**Goal**: Write out the whole of the material exactly.

**Dataset items**:
* * * * *
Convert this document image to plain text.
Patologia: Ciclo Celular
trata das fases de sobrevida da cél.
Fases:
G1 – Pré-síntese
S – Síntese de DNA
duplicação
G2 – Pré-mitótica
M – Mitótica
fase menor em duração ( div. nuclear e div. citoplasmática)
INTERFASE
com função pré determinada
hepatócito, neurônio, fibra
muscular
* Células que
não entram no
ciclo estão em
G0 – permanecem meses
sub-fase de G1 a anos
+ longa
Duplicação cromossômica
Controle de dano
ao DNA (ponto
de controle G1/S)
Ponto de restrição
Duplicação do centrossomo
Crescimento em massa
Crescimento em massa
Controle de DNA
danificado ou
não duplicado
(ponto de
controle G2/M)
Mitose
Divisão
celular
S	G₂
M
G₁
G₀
* * * * *
**Response below**:
Convert this document image to plain text.
Patologia: Ciclo Celular
trata das fases de sobrevida da cél.
Fases:
G1 – Pré-síntese
S – Síntese de DNA
duplicação
G2 – Pré-mitótica
M – Mitótica
fase menor em duração ( div. nuclear e div. citoplasmática)
INTERFASE
com função pré determinada
hepatócito, neurônio, fibra
muscular
* Células que
não entram no
ciclo estão em
G0 – permanecem meses
sub-fase de G1 a anos
+ longa
Duplicação cromossômica
Controle de dano
ao DNA (ponto
de controle G1/S)
Ponto de restrição
Duplicação do centrossomo
Crescimento em massa
Crescimento em massa
Controle de DNA
danificado ou
não duplicado
(ponto de
controle G2/M)
Mitose
Divisão
celular
S	G₂
M
G₁
G₀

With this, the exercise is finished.